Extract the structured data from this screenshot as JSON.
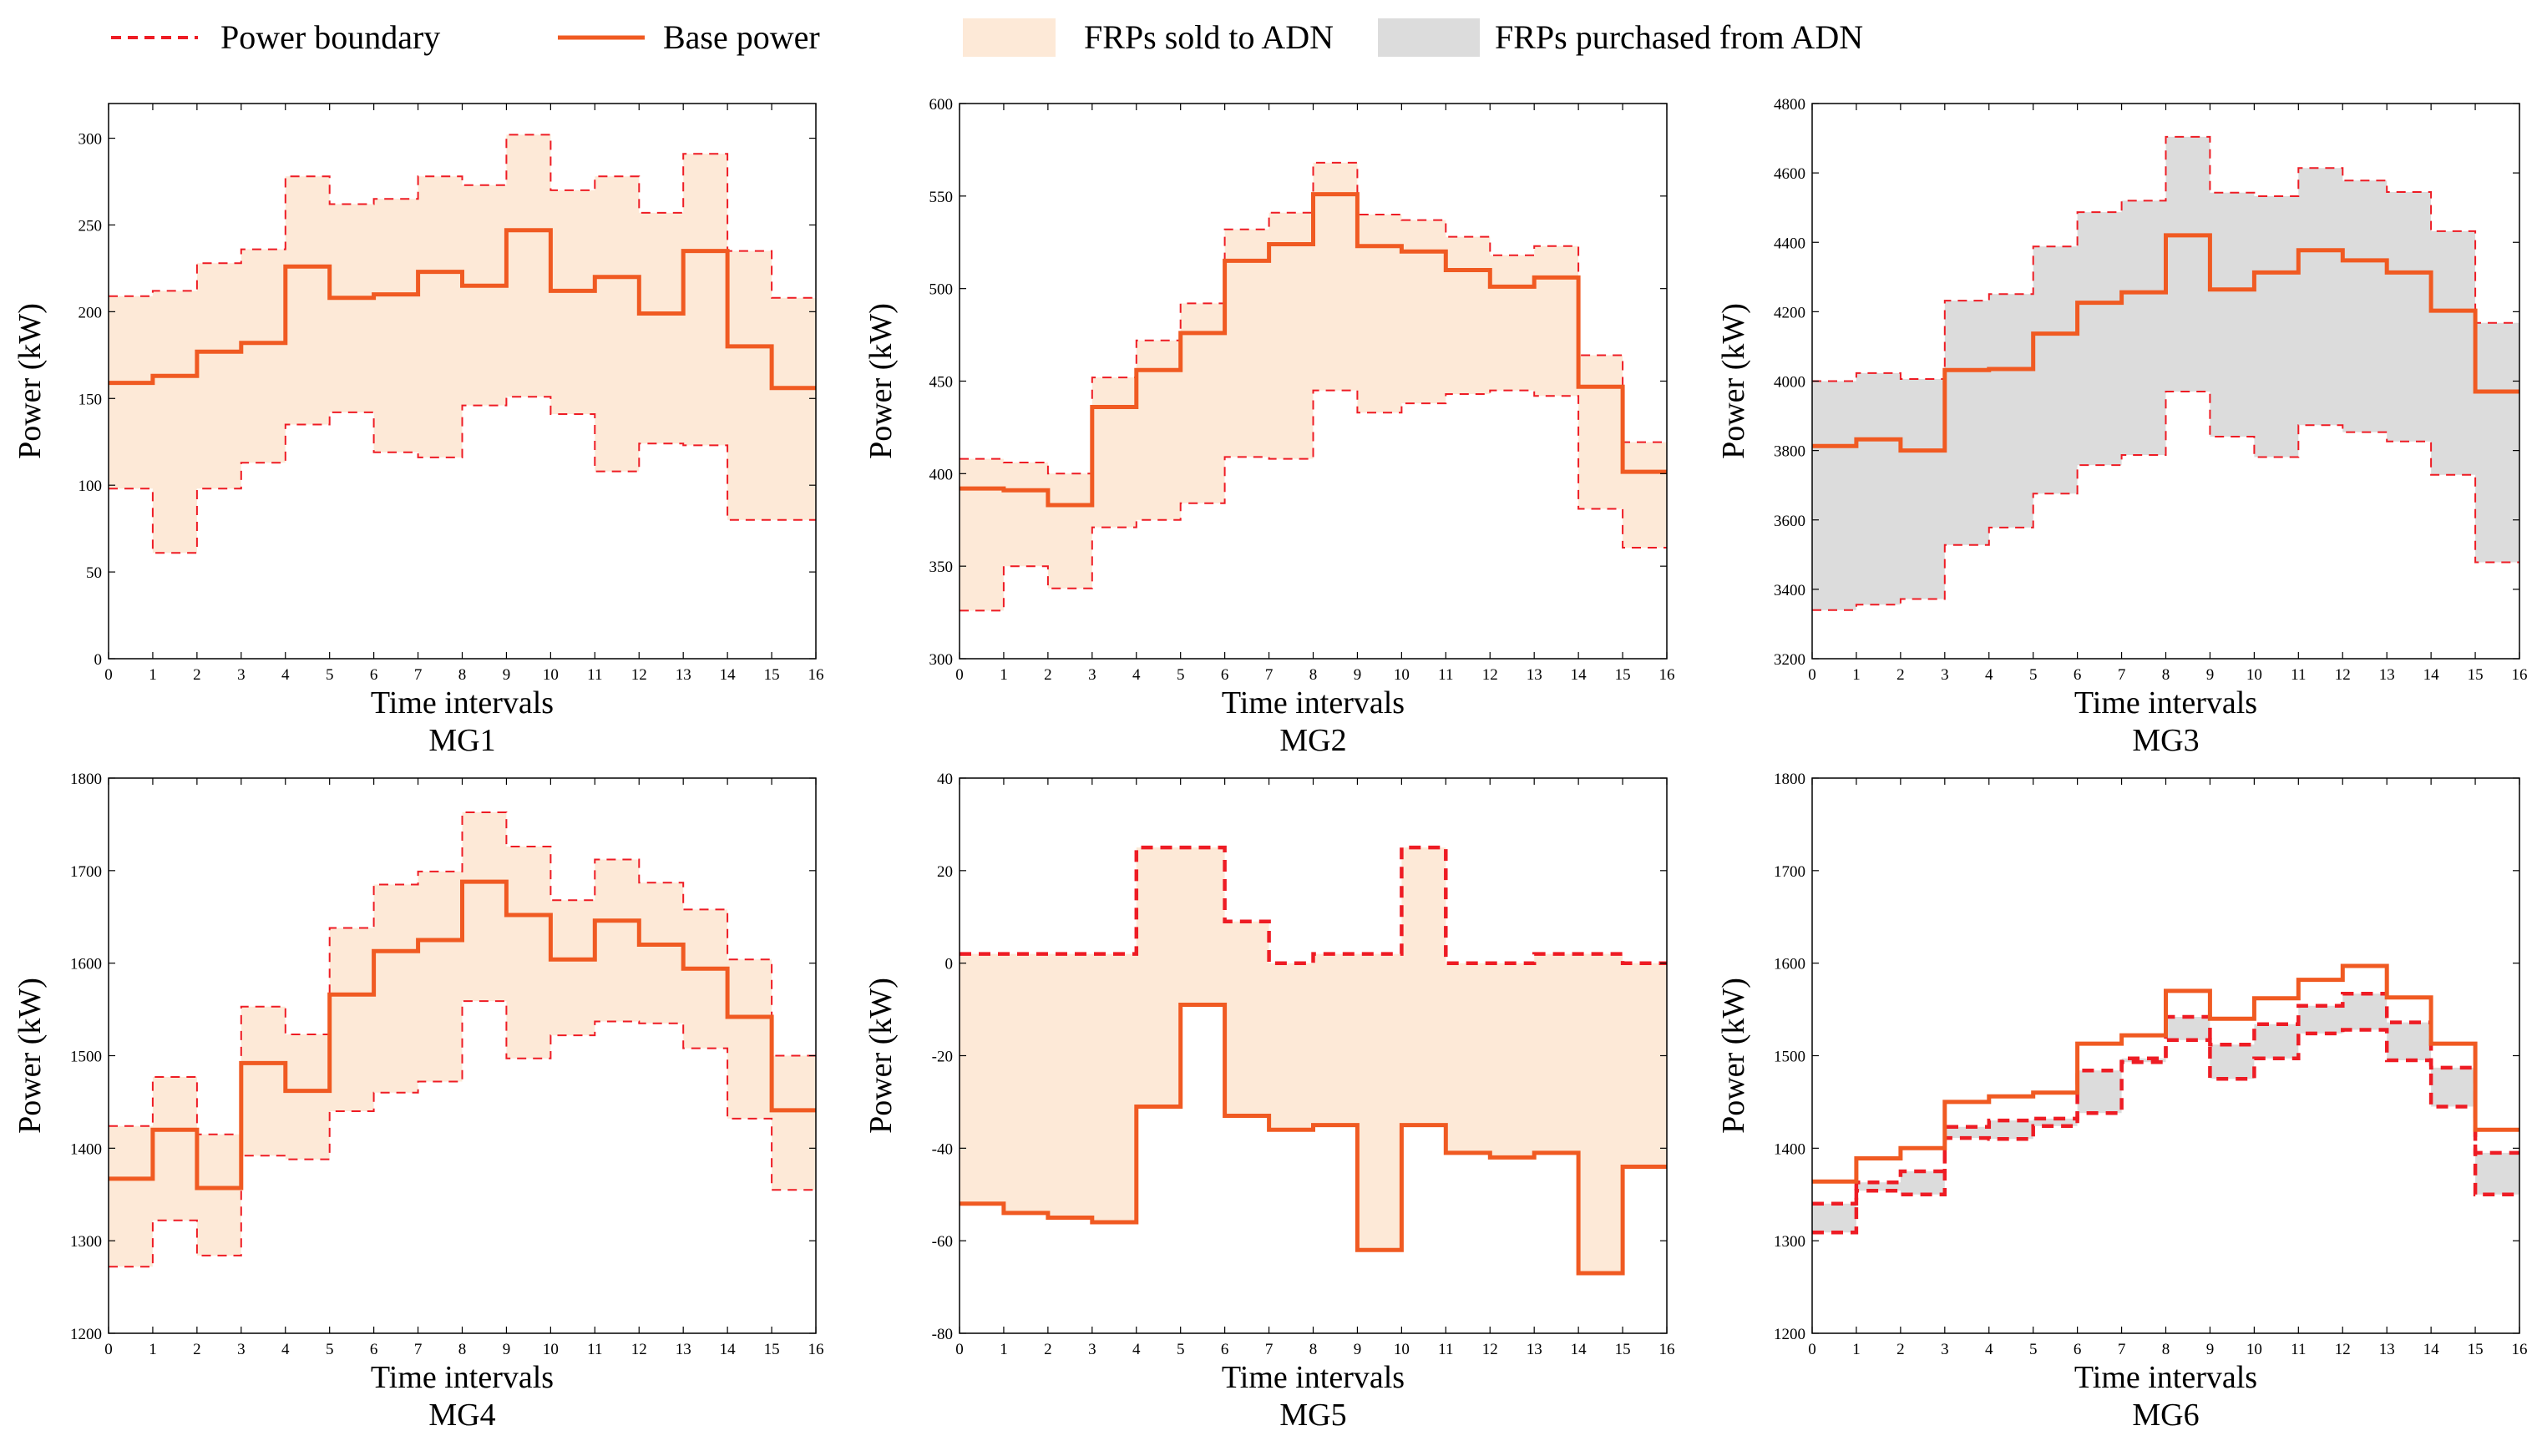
{
  "legend": {
    "boundary": "Power boundary",
    "base": "Base power",
    "sold": "FRPs sold to ADN",
    "purchased": "FRPs purchased from ADN"
  },
  "colors": {
    "base": "#f05a22",
    "boundary": "#ee1c24",
    "sold_fill": "#fde9d7",
    "purchased_fill": "#dcdcdc"
  },
  "chart_data": [
    {
      "type": "line",
      "step": "post",
      "title": "MG1",
      "xlabel": "Time intervals",
      "ylabel": "Power (kW)",
      "xlim": [
        0,
        16
      ],
      "ylim": [
        0,
        320
      ],
      "xticks": [
        0,
        1,
        2,
        3,
        4,
        5,
        6,
        7,
        8,
        9,
        10,
        11,
        12,
        13,
        14,
        15,
        16
      ],
      "yticks": [
        0,
        50,
        100,
        150,
        200,
        250,
        300
      ],
      "fill": "sold",
      "series": [
        {
          "name": "Base power",
          "values": [
            159,
            163,
            177,
            182,
            226,
            208,
            210,
            223,
            215,
            247,
            212,
            220,
            199,
            235,
            180,
            156
          ]
        },
        {
          "name": "Power boundary",
          "values": [
            209,
            212,
            228,
            236,
            278,
            262,
            265,
            278,
            273,
            302,
            270,
            278,
            257,
            291,
            235,
            208
          ]
        },
        {
          "name": "Power boundary",
          "values": [
            98,
            61,
            98,
            113,
            135,
            142,
            119,
            116,
            146,
            151,
            141,
            108,
            124,
            123,
            80,
            80
          ]
        }
      ]
    },
    {
      "type": "line",
      "step": "post",
      "title": "MG2",
      "xlabel": "Time intervals",
      "ylabel": "Power (kW)",
      "xlim": [
        0,
        16
      ],
      "ylim": [
        300,
        600
      ],
      "xticks": [
        0,
        1,
        2,
        3,
        4,
        5,
        6,
        7,
        8,
        9,
        10,
        11,
        12,
        13,
        14,
        15,
        16
      ],
      "yticks": [
        300,
        350,
        400,
        450,
        500,
        550,
        600
      ],
      "fill": "sold",
      "series": [
        {
          "name": "Base power",
          "values": [
            392,
            391,
            383,
            436,
            456,
            476,
            515,
            524,
            551,
            523,
            520,
            510,
            501,
            506,
            447,
            401
          ]
        },
        {
          "name": "Power boundary",
          "values": [
            408,
            406,
            400,
            452,
            472,
            492,
            532,
            541,
            568,
            540,
            537,
            528,
            518,
            523,
            464,
            417
          ]
        },
        {
          "name": "Power boundary",
          "values": [
            326,
            350,
            338,
            371,
            375,
            384,
            409,
            408,
            445,
            433,
            438,
            443,
            445,
            442,
            381,
            360
          ]
        }
      ]
    },
    {
      "type": "line",
      "step": "post",
      "title": "MG3",
      "xlabel": "Time intervals",
      "ylabel": "Power (kW)",
      "xlim": [
        0,
        16
      ],
      "ylim": [
        3200,
        4800
      ],
      "xticks": [
        0,
        1,
        2,
        3,
        4,
        5,
        6,
        7,
        8,
        9,
        10,
        11,
        12,
        13,
        14,
        15,
        16
      ],
      "yticks": [
        3200,
        3400,
        3600,
        3800,
        4000,
        4200,
        4400,
        4600,
        4800
      ],
      "fill": "purchased",
      "series": [
        {
          "name": "Base power",
          "values": [
            3813,
            3832,
            3800,
            4032,
            4035,
            4137,
            4226,
            4256,
            4420,
            4264,
            4313,
            4377,
            4348,
            4313,
            4203,
            3970
          ]
        },
        {
          "name": "Power boundary",
          "values": [
            4000,
            4023,
            4006,
            4232,
            4251,
            4388,
            4487,
            4520,
            4704,
            4543,
            4533,
            4614,
            4578,
            4545,
            4432,
            4168
          ]
        },
        {
          "name": "Power boundary",
          "values": [
            3340,
            3356,
            3372,
            3528,
            3578,
            3676,
            3758,
            3787,
            3970,
            3840,
            3781,
            3873,
            3853,
            3826,
            3730,
            3478
          ]
        }
      ]
    },
    {
      "type": "line",
      "step": "post",
      "title": "MG4",
      "xlabel": "Time intervals",
      "ylabel": "Power (kW)",
      "xlim": [
        0,
        16
      ],
      "ylim": [
        1200,
        1800
      ],
      "xticks": [
        0,
        1,
        2,
        3,
        4,
        5,
        6,
        7,
        8,
        9,
        10,
        11,
        12,
        13,
        14,
        15,
        16
      ],
      "yticks": [
        1200,
        1300,
        1400,
        1500,
        1600,
        1700,
        1800
      ],
      "fill": "sold",
      "series": [
        {
          "name": "Base power",
          "values": [
            1367,
            1420,
            1357,
            1492,
            1462,
            1566,
            1613,
            1625,
            1688,
            1652,
            1604,
            1646,
            1620,
            1594,
            1542,
            1441
          ]
        },
        {
          "name": "Power boundary",
          "values": [
            1424,
            1477,
            1415,
            1553,
            1523,
            1638,
            1685,
            1699,
            1763,
            1726,
            1668,
            1712,
            1687,
            1658,
            1604,
            1500
          ]
        },
        {
          "name": "Power boundary",
          "values": [
            1272,
            1322,
            1284,
            1392,
            1388,
            1440,
            1460,
            1472,
            1559,
            1497,
            1522,
            1537,
            1535,
            1508,
            1432,
            1355
          ]
        }
      ]
    },
    {
      "type": "line",
      "step": "post",
      "title": "MG5",
      "xlabel": "Time intervals",
      "ylabel": "Power (kW)",
      "xlim": [
        0,
        16
      ],
      "ylim": [
        -80,
        40
      ],
      "xticks": [
        0,
        1,
        2,
        3,
        4,
        5,
        6,
        7,
        8,
        9,
        10,
        11,
        12,
        13,
        14,
        15,
        16
      ],
      "yticks": [
        -80,
        -60,
        -40,
        -20,
        0,
        20,
        40
      ],
      "fill": "sold",
      "series": [
        {
          "name": "Base power",
          "values": [
            -52,
            -54,
            -55,
            -56,
            -31,
            -9,
            -33,
            -36,
            -35,
            -62,
            -35,
            -41,
            -42,
            -41,
            -67,
            -44
          ]
        },
        {
          "name": "Power boundary",
          "values": [
            2,
            2,
            2,
            2,
            25,
            25,
            9,
            0,
            2,
            2,
            25,
            0,
            0,
            2,
            2,
            0
          ]
        }
      ]
    },
    {
      "type": "line",
      "step": "post",
      "title": "MG6",
      "xlabel": "Time intervals",
      "ylabel": "Power (kW)",
      "xlim": [
        0,
        16
      ],
      "ylim": [
        1200,
        1800
      ],
      "xticks": [
        0,
        1,
        2,
        3,
        4,
        5,
        6,
        7,
        8,
        9,
        10,
        11,
        12,
        13,
        14,
        15,
        16
      ],
      "yticks": [
        1200,
        1300,
        1400,
        1500,
        1600,
        1700,
        1800
      ],
      "fill": "purchased",
      "series": [
        {
          "name": "Base power",
          "values": [
            1364,
            1389,
            1400,
            1450,
            1456,
            1460,
            1513,
            1522,
            1570,
            1540,
            1562,
            1582,
            1597,
            1563,
            1513,
            1420
          ]
        },
        {
          "name": "Power boundary",
          "values": [
            1340,
            1363,
            1375,
            1423,
            1430,
            1432,
            1484,
            1497,
            1517,
            1512,
            1534,
            1554,
            1567,
            1536,
            1487,
            1395
          ]
        },
        {
          "name": "Power boundary",
          "values": [
            1309,
            1354,
            1350,
            1411,
            1410,
            1424,
            1438,
            1493,
            1542,
            1475,
            1497,
            1524,
            1528,
            1495,
            1445,
            1350
          ]
        }
      ]
    }
  ]
}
········
To do: Report the number of lines in the listing above that include the word "title", and nothing else.

Written reply: 6